• [Instructions to follow]
Please copy all of the data below word for word, leaving the pictures out of your answer.

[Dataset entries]

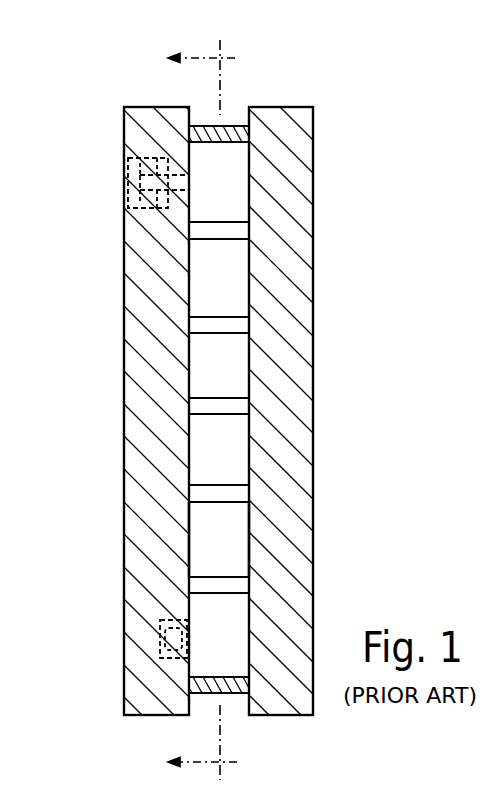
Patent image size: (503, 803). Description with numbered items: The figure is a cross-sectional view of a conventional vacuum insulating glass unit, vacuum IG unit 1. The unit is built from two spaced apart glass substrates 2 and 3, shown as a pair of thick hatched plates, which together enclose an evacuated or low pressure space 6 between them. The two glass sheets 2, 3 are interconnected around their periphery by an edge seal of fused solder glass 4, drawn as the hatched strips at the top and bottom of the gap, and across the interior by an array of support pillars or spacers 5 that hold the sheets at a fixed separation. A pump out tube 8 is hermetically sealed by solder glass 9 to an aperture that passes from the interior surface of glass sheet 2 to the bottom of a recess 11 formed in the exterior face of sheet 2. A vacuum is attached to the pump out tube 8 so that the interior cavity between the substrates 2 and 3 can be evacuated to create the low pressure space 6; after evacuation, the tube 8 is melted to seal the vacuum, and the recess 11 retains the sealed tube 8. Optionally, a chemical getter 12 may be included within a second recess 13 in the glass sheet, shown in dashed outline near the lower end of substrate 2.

The vacuum IG unit 1 is at (323, 188).
The glass substrate 2 is at (124, 455).
The glass substrate 3 is at (287, 337).
The edge seal of fused solder glass 4 is at (232, 133).
The support pillars 5 is at (223, 410).
The low pressure space 6 is at (205, 526).
The pump out tube 8 is at (130, 180).
The solder glass 9 is at (148, 170).
The recess 11 is at (138, 204).
The chemical getter 12 is at (168, 635).
The recess 13 is at (168, 663).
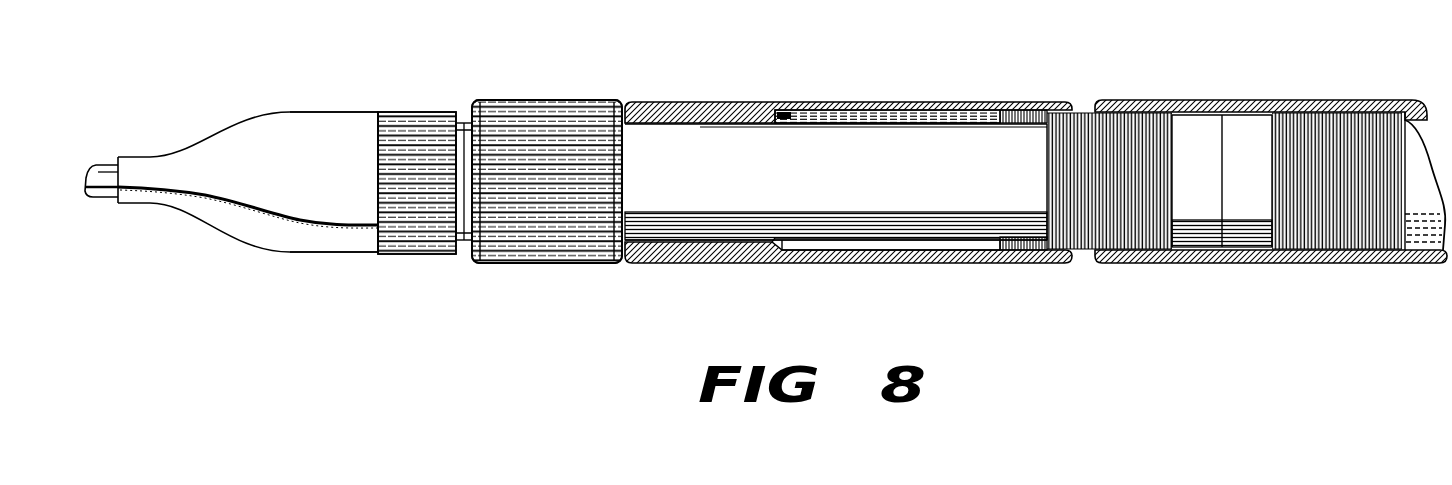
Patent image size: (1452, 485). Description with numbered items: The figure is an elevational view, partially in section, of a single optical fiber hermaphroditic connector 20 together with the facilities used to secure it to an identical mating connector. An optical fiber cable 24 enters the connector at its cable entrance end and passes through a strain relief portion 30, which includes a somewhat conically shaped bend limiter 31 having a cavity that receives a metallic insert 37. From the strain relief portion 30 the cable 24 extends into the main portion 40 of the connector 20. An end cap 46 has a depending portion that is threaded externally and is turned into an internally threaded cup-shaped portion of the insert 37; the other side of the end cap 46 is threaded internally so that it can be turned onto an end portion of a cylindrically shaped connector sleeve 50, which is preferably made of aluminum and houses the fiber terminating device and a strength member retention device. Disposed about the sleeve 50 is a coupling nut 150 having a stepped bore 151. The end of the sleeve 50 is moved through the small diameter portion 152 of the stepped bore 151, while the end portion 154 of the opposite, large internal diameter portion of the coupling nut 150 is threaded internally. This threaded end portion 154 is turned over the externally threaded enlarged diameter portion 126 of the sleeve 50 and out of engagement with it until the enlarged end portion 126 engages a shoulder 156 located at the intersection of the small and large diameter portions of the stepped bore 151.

• [Correct result]
Patent image size: (503, 803). Description with numbered items: The figure is a cross-sectional view of a conventional vacuum insulating glass unit, vacuum IG unit 1. The unit is built from two spaced apart glass substrates 2 and 3, shown as a pair of thick hatched plates, which together enclose an evacuated or low pressure space 6 between them. The two glass sheets 2, 3 are interconnected around their periphery by an edge seal of fused solder glass 4, drawn as the hatched strips at the top and bottom of the gap, and across the interior by an array of support pillars or spacers 5 that hold the sheets at a fixed separation. A pump out tube 8 is hermetically sealed by solder glass 9 to an aperture that passes from the interior surface of glass sheet 2 to the bottom of a recess 11 formed in the exterior face of sheet 2. A vacuum is attached to the pump out tube 8 so that the interior cavity between the substrates 2 and 3 can be evacuated to create the low pressure space 6; after evacuation, the tube 8 is melted to seal the vacuum, and the recess 11 retains the sealed tube 8. Optionally, a chemical getter 12 may be included within a second recess 13 in the glass sheet, shown in dashed outline near the lower end of substrate 2.

The vacuum IG unit 1 is at (323, 188).
The glass substrate 2 is at (124, 455).
The glass substrate 3 is at (287, 337).
The edge seal of fused solder glass 4 is at (232, 133).
The support pillars 5 is at (223, 410).
The low pressure space 6 is at (205, 526).
The pump out tube 8 is at (130, 180).
The solder glass 9 is at (148, 170).
The recess 11 is at (138, 204).
The chemical getter 12 is at (168, 635).
The recess 13 is at (168, 663).
Patent image size: (1452, 485). Description with numbered items: The figure is an elevational view, partially in section, of a single optical fiber hermaphroditic connector 20 together with the facilities used to secure it to an identical mating connector. An optical fiber cable 24 enters the connector at its cable entrance end and passes through a strain relief portion 30, which includes a somewhat conically shaped bend limiter 31 having a cavity that receives a metallic insert 37. From the strain relief portion 30 the cable 24 extends into the main portion 40 of the connector 20. An end cap 46 has a depending portion that is threaded externally and is turned into an internally threaded cup-shaped portion of the insert 37; the other side of the end cap 46 is threaded internally so that it can be turned onto an end portion of a cylindrically shaped connector sleeve 50, which is preferably made of aluminum and houses the fiber terminating device and a strength member retention device. Disposed about the sleeve 50 is a coupling nut 150 having a stepped bore 151. The end of the sleeve 50 is moved through the small diameter portion 152 of the stepped bore 151, while the end portion 154 of the opposite, large internal diameter portion of the coupling nut 150 is threaded internally. This threaded end portion 154 is turned over the externally threaded enlarged diameter portion 126 of the sleeve 50 and out of engagement with it until the enlarged end portion 126 engages a shoulder 156 located at the intersection of the small and large diameter portions of the stepped bore 151.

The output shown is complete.